Problem requirements:
Extract precisely the lines that run from the line containing "Read out every word on this page." to the end of the records below, with both ends included and pictures omitted.

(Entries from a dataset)
+---+
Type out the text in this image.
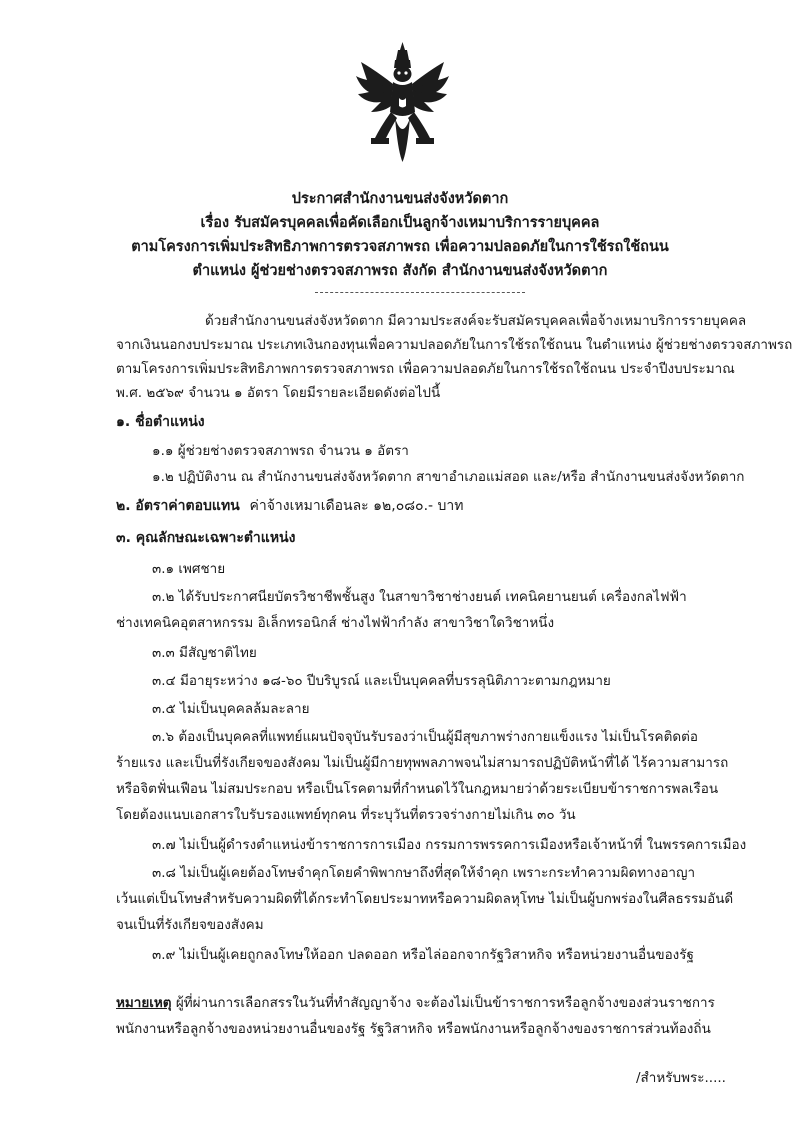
ประกาศสำนักงานขนส่งจังหวัดตาก
เรื่อง รับสมัครบุคคลเพื่อคัดเลือกเป็นลูกจ้างเหมาบริการรายบุคคล
ตามโครงการเพิ่มประสิทธิภาพการตรวจสภาพรถ เพื่อความปลอดภัยในการใช้รถใช้ถนน
ตำแหน่ง ผู้ช่วยช่างตรวจสภาพรถ สังกัด สำนักงานขนส่งจังหวัดตาก
ด้วยสำนักงานขนส่งจังหวัดตาก มีความประสงค์จะรับสมัครบุคคลเพื่อจ้างเหมาบริการรายบุคคล
จากเงินนอกงบประมาณ ประเภทเงินกองทุนเพื่อความปลอดภัยในการใช้รถใช้ถนน ในตำแหน่ง ผู้ช่วยช่างตรวจสภาพรถ
ตามโครงการเพิ่มประสิทธิภาพการตรวจสภาพรถ เพื่อความปลอดภัยในการใช้รถใช้ถนน ประจำปีงบประมาณ
พ.ศ. ๒๕๖๙ จำนวน ๑ อัตรา โดยมีรายละเอียดดังต่อไปนี้
๑. ชื่อตำแหน่ง
๑.๑ ผู้ช่วยช่างตรวจสภาพรถ จำนวน ๑ อัตรา
๑.๒ ปฏิบัติงาน ณ สำนักงานขนส่งจังหวัดตาก สาขาอำเภอแม่สอด และ/หรือ สำนักงานขนส่งจังหวัดตาก
๒. อัตราค่าตอบแทน ค่าจ้างเหมาเดือนละ ๑๒,๐๘๐.- บาท
๓. คุณลักษณะเฉพาะตำแหน่ง
๓.๑ เพศชาย
๓.๒ ได้รับประกาศนียบัตรวิชาชีพชั้นสูง ในสาขาวิชาช่างยนต์ เทคนิคยานยนต์ เครื่องกลไฟฟ้า
ช่างเทคนิคอุตสาหกรรม อิเล็กทรอนิกส์ ช่างไฟฟ้ากำลัง สาขาวิชาใดวิชาหนึ่ง
๓.๓ มีสัญชาติไทย
๓.๔ มีอายุระหว่าง ๑๘-๖๐ ปีบริบูรณ์ และเป็นบุคคลที่บรรลุนิติภาวะตามกฎหมาย
๓.๕ ไม่เป็นบุคคลล้มละลาย
๓.๖ ต้องเป็นบุคคลที่แพทย์แผนปัจจุบันรับรองว่าเป็นผู้มีสุขภาพร่างกายแข็งแรง ไม่เป็นโรคติดต่อ
ร้ายแรง และเป็นที่รังเกียจของสังคม ไม่เป็นผู้มีกายทุพพลภาพจนไม่สามารถปฏิบัติหน้าที่ได้ ไร้ความสามารถ
หรือจิตฟั่นเฟือน ไม่สมประกอบ หรือเป็นโรคตามที่กำหนดไว้ในกฎหมายว่าด้วยระเบียบข้าราชการพลเรือน
โดยต้องแนบเอกสารใบรับรองแพทย์ทุกคน ที่ระบุวันที่ตรวจร่างกายไม่เกิน ๓๐ วัน
๓.๗ ไม่เป็นผู้ดำรงตำแหน่งข้าราชการการเมือง กรรมการพรรคการเมืองหรือเจ้าหน้าที่ ในพรรคการเมือง
๓.๘ ไม่เป็นผู้เคยต้องโทษจำคุกโดยคำพิพากษาถึงที่สุดให้จำคุก เพราะกระทำความผิดทางอาญา
เว้นแต่เป็นโทษสำหรับความผิดที่ได้กระทำโดยประมาทหรือความผิดลหุโทษ ไม่เป็นผู้บกพร่องในศีลธรรมอันดี
จนเป็นที่รังเกียจของสังคม
๓.๙ ไม่เป็นผู้เคยถูกลงโทษให้ออก ปลดออก หรือไล่ออกจากรัฐวิสาหกิจ หรือหน่วยงานอื่นของรัฐ
หมายเหตุ ผู้ที่ผ่านการเลือกสรรในวันที่ทำสัญญาจ้าง จะต้องไม่เป็นข้าราชการหรือลูกจ้างของส่วนราชการ
พนักงานหรือลูกจ้างของหน่วยงานอื่นของรัฐ รัฐวิสาหกิจ หรือพนักงานหรือลูกจ้างของราชการส่วนท้องถิ่น
/สำหรับพระ.....
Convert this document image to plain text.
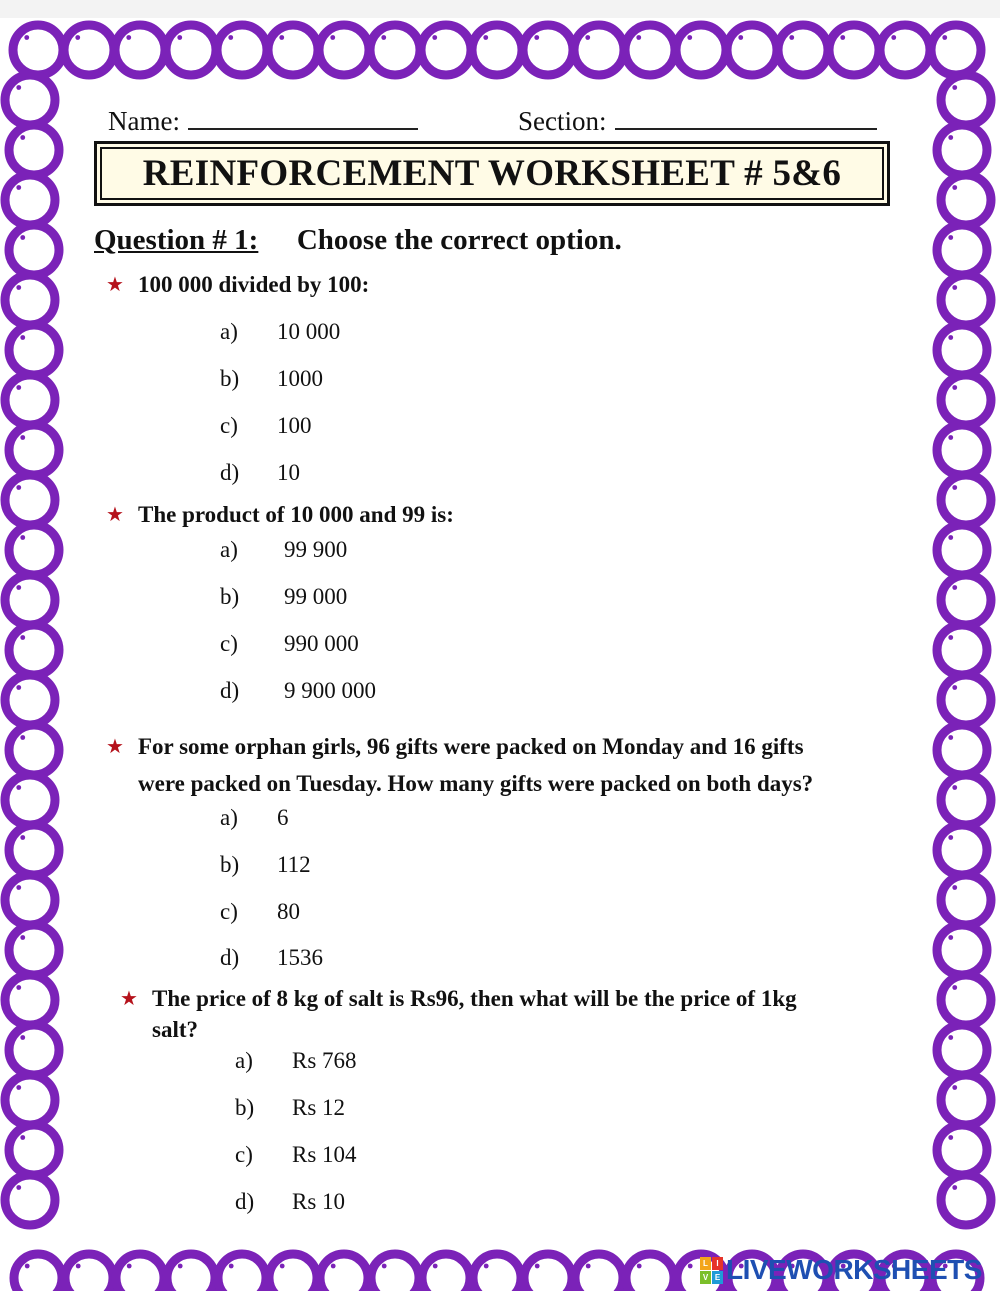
Name:	Section:
REINFORCEMENT WORKSHEET # 5&6
Question # 1: Choose the correct option.
★ 100 000 divided by 100:
a) 10 000
b) 1000
c) 100
d) 10
★ The product of 10 000 and 99 is:
a) 99 900
b) 99 000
c) 990 000
d) 9 900 000
★ For some orphan girls, 96 gifts were packed on Monday and 16 gifts
were packed on Tuesday. How many gifts were packed on both days?
a) 6
b) 112
c) 80
d) 1536
★ The price of 8 kg of salt is Rs96, then what will be the price of 1kg
salt?
a) Rs 768
b) Rs 12
c) Rs 104
d) Rs 10
L	I
V E LIVEWORKSHEETS
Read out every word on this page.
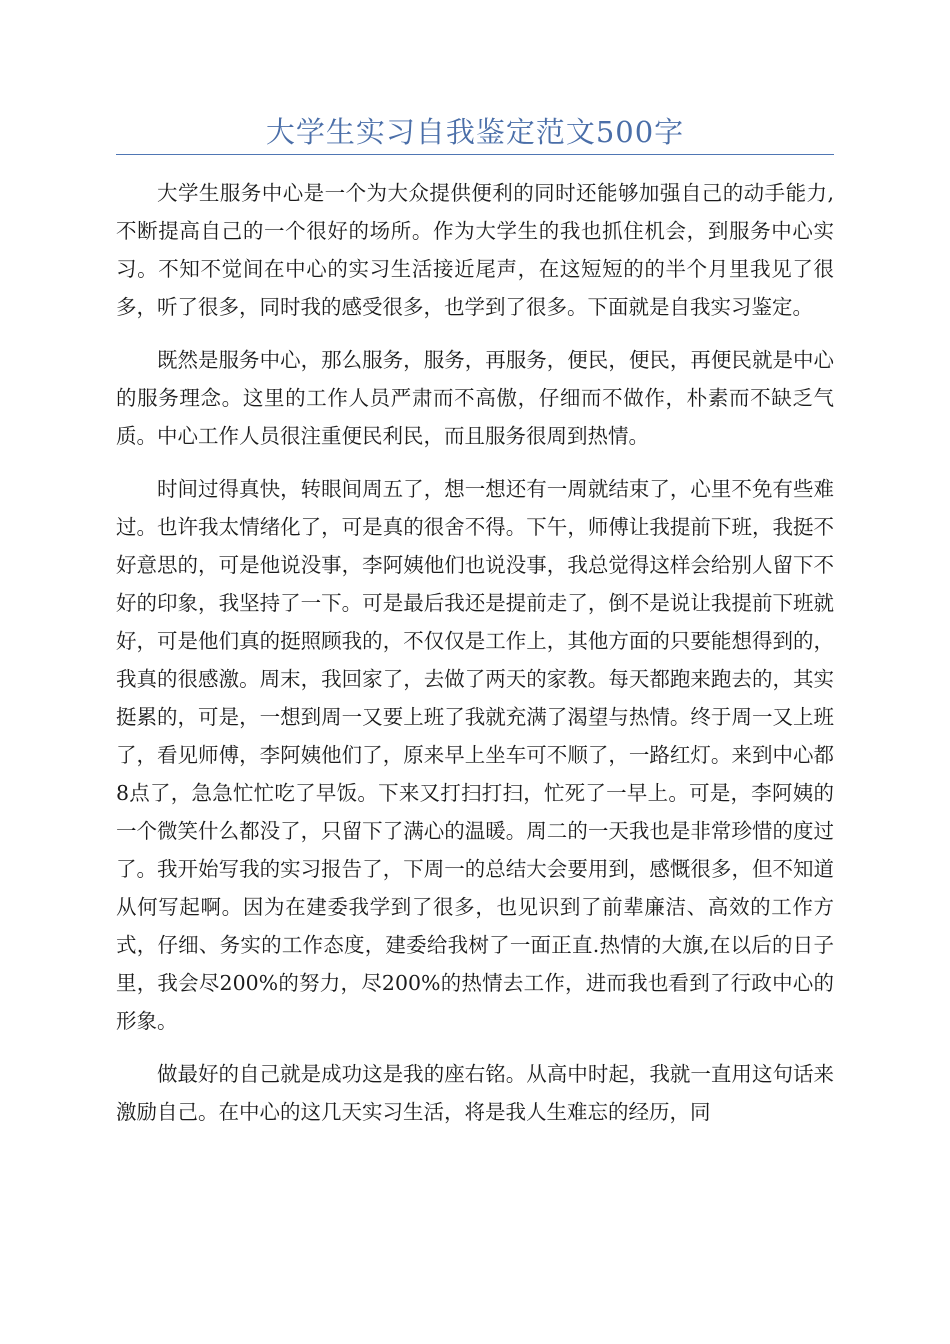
大学生实习自我鉴定范文500字

大学生服务中心是一个为大众提供便利的同时还能够加强自己的动手能力,不断提高自己的一个很好的场所。作为大学生的我也抓住机会，到服务中心实习。不知不觉间在中心的实习生活接近尾声，在这短短的的半个月里我见了很多，听了很多，同时我的感受很多，也学到了很多。下面就是自我实习鉴定。

既然是服务中心，那么服务，服务，再服务，便民，便民，再便民就是中心的服务理念。这里的工作人员严肃而不高傲，仔细而不做作，朴素而不缺乏气质。中心工作人员很注重便民利民，而且服务很周到热情。

时间过得真快，转眼间周五了，想一想还有一周就结束了，心里不免有些难过。也许我太情绪化了，可是真的很舍不得。下午，师傅让我提前下班，我挺不好意思的，可是他说没事，李阿姨他们也说没事，我总觉得这样会给别人留下不好的印象，我坚持了一下。可是最后我还是提前走了，倒不是说让我提前下班就好，可是他们真的挺照顾我的，不仅仅是工作上，其他方面的只要能想得到的，我真的很感激。周末，我回家了，去做了两天的家教。每天都跑来跑去的，其实挺累的，可是，一想到周一又要上班了我就充满了渴望与热情。终于周一又上班了，看见师傅，李阿姨他们了，原来早上坐车可不顺了，一路红灯。来到中心都8点了，急急忙忙吃了早饭。下来又打扫打扫，忙死了一早上。可是，李阿姨的一个微笑什么都没了，只留下了满心的温暖。周二的一天我也是非常珍惜的度过了。我开始写我的实习报告了，下周一的总结大会要用到，感慨很多，但不知道从何写起啊。因为在建委我学到了很多，也见识到了前辈廉洁、高效的工作方式，仔细、务实的工作态度，建委给我树了一面正直.热情的大旗,在以后的日子里，我会尽200%的努力，尽200%的热情去工作，进而我也看到了行政中心的形象。

做最好的自己就是成功这是我的座右铭。从高中时起，我就一直用这句话来激励自己。在中心的这几天实习生活，将是我人生难忘的经历，同
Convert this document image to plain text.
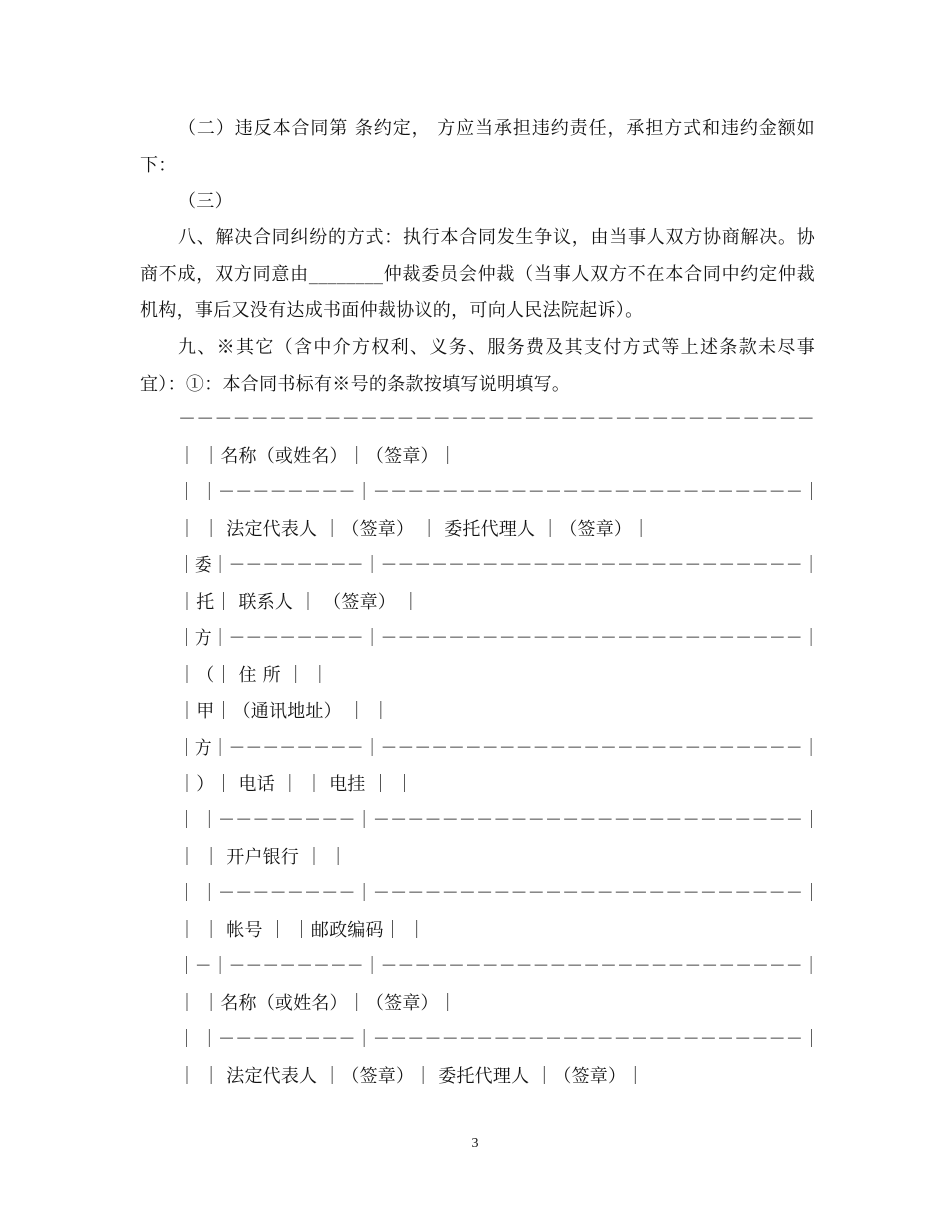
（二）违反本合同第 条约定， 方应当承担违约责任，承担方式和违约金额如下：

（三）

八、解决合同纠纷的方式：执行本合同发生争议，由当事人双方协商解决。协商不成，双方同意由________仲裁委员会仲裁（当事人双方不在本合同中约定仲裁机构，事后又没有达成书面仲裁协议的，可向人民法院起诉）。

九、※其它（含中介方权利、义务、服务费及其支付方式等上述条款未尽事宜）：①：本合同书标有※号的条款按填写说明填写。

－－－－－－－－－－－－－－－－－－－－－－－－－－－－－－－－－－－
｜ ｜名称（或姓名）｜（签章）｜
｜ ｜－－－－－－－－｜－－－－－－－－－－－－－－－－－－－－－－－－－｜
｜ ｜ 法定代表人 ｜（签章） ｜ 委托代理人 ｜（签章）｜
｜委｜－－－－－－－－｜－－－－－－－－－－－－－－－－－－－－－－－－－｜
｜托｜ 联系人 ｜ （签章） ｜
｜方｜－－－－－－－－｜－－－－－－－－－－－－－－－－－－－－－－－－－｜
｜（｜ 住 所 ｜ ｜
｜甲｜（通讯地址） ｜ ｜
｜方｜－－－－－－－－｜－－－－－－－－－－－－－－－－－－－－－－－－－｜
｜）｜ 电话 ｜ ｜ 电挂 ｜ ｜
｜ ｜－－－－－－－－｜－－－－－－－－－－－－－－－－－－－－－－－－－｜
｜ ｜ 开户银行 ｜ ｜
｜ ｜－－－－－－－－｜－－－－－－－－－－－－－－－－－－－－－－－－－｜
｜ ｜ 帐号 ｜ ｜邮政编码｜ ｜
｜－｜－－－－－－－－｜－－－－－－－－－－－－－－－－－－－－－－－－－｜
｜ ｜名称（或姓名）｜（签章）｜
｜ ｜－－－－－－－－｜－－－－－－－－－－－－－－－－－－－－－－－－－｜
｜ ｜ 法定代表人 ｜（签章）｜ 委托代理人 ｜（签章）｜
3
+---+
Solution to the problem:
Read out every word on this page.
大学生实习自我鉴定范文500字

大学生服务中心是一个为大众提供便利的同时还能够加强自己的动手能力,不断提高自己的一个很好的场所。作为大学生的我也抓住机会，到服务中心实习。不知不觉间在中心的实习生活接近尾声，在这短短的的半个月里我见了很多，听了很多，同时我的感受很多，也学到了很多。下面就是自我实习鉴定。

既然是服务中心，那么服务，服务，再服务，便民，便民，再便民就是中心的服务理念。这里的工作人员严肃而不高傲，仔细而不做作，朴素而不缺乏气质。中心工作人员很注重便民利民，而且服务很周到热情。

时间过得真快，转眼间周五了，想一想还有一周就结束了，心里不免有些难过。也许我太情绪化了，可是真的很舍不得。下午，师傅让我提前下班，我挺不好意思的，可是他说没事，李阿姨他们也说没事，我总觉得这样会给别人留下不好的印象，我坚持了一下。可是最后我还是提前走了，倒不是说让我提前下班就好，可是他们真的挺照顾我的，不仅仅是工作上，其他方面的只要能想得到的，我真的很感激。周末，我回家了，去做了两天的家教。每天都跑来跑去的，其实挺累的，可是，一想到周一又要上班了我就充满了渴望与热情。终于周一又上班了，看见师傅，李阿姨他们了，原来早上坐车可不顺了，一路红灯。来到中心都8点了，急急忙忙吃了早饭。下来又打扫打扫，忙死了一早上。可是，李阿姨的一个微笑什么都没了，只留下了满心的温暖。周二的一天我也是非常珍惜的度过了。我开始写我的实习报告了，下周一的总结大会要用到，感慨很多，但不知道从何写起啊。因为在建委我学到了很多，也见识到了前辈廉洁、高效的工作方式，仔细、务实的工作态度，建委给我树了一面正直.热情的大旗,在以后的日子里，我会尽200%的努力，尽200%的热情去工作，进而我也看到了行政中心的形象。

做最好的自己就是成功这是我的座右铭。从高中时起，我就一直用这句话来激励自己。在中心的这几天实习生活，将是我人生难忘的经历，同
Convert this document image to plain text.
（二）违反本合同第 条约定， 方应当承担违约责任，承担方式和违约金额如下：

（三）

八、解决合同纠纷的方式：执行本合同发生争议，由当事人双方协商解决。协商不成，双方同意由________仲裁委员会仲裁（当事人双方不在本合同中约定仲裁机构，事后又没有达成书面仲裁协议的，可向人民法院起诉）。

九、※其它（含中介方权利、义务、服务费及其支付方式等上述条款未尽事宜）：①：本合同书标有※号的条款按填写说明填写。

－－－－－－－－－－－－－－－－－－－－－－－－－－－－－－－－－－－
｜ ｜名称（或姓名）｜（签章）｜
｜ ｜－－－－－－－－｜－－－－－－－－－－－－－－－－－－－－－－－－－｜
｜ ｜ 法定代表人 ｜（签章） ｜ 委托代理人 ｜（签章）｜
｜委｜－－－－－－－－｜－－－－－－－－－－－－－－－－－－－－－－－－－｜
｜托｜ 联系人 ｜ （签章） ｜
｜方｜－－－－－－－－｜－－－－－－－－－－－－－－－－－－－－－－－－－｜
｜（｜ 住 所 ｜ ｜
｜甲｜（通讯地址） ｜ ｜
｜方｜－－－－－－－－｜－－－－－－－－－－－－－－－－－－－－－－－－－｜
｜）｜ 电话 ｜ ｜ 电挂 ｜ ｜
｜ ｜－－－－－－－－｜－－－－－－－－－－－－－－－－－－－－－－－－－｜
｜ ｜ 开户银行 ｜ ｜
｜ ｜－－－－－－－－｜－－－－－－－－－－－－－－－－－－－－－－－－－｜
｜ ｜ 帐号 ｜ ｜邮政编码｜ ｜
｜－｜－－－－－－－－｜－－－－－－－－－－－－－－－－－－－－－－－－－｜
｜ ｜名称（或姓名）｜（签章）｜
｜ ｜－－－－－－－－｜－－－－－－－－－－－－－－－－－－－－－－－－－｜
｜ ｜ 法定代表人 ｜（签章）｜ 委托代理人 ｜（签章）｜
3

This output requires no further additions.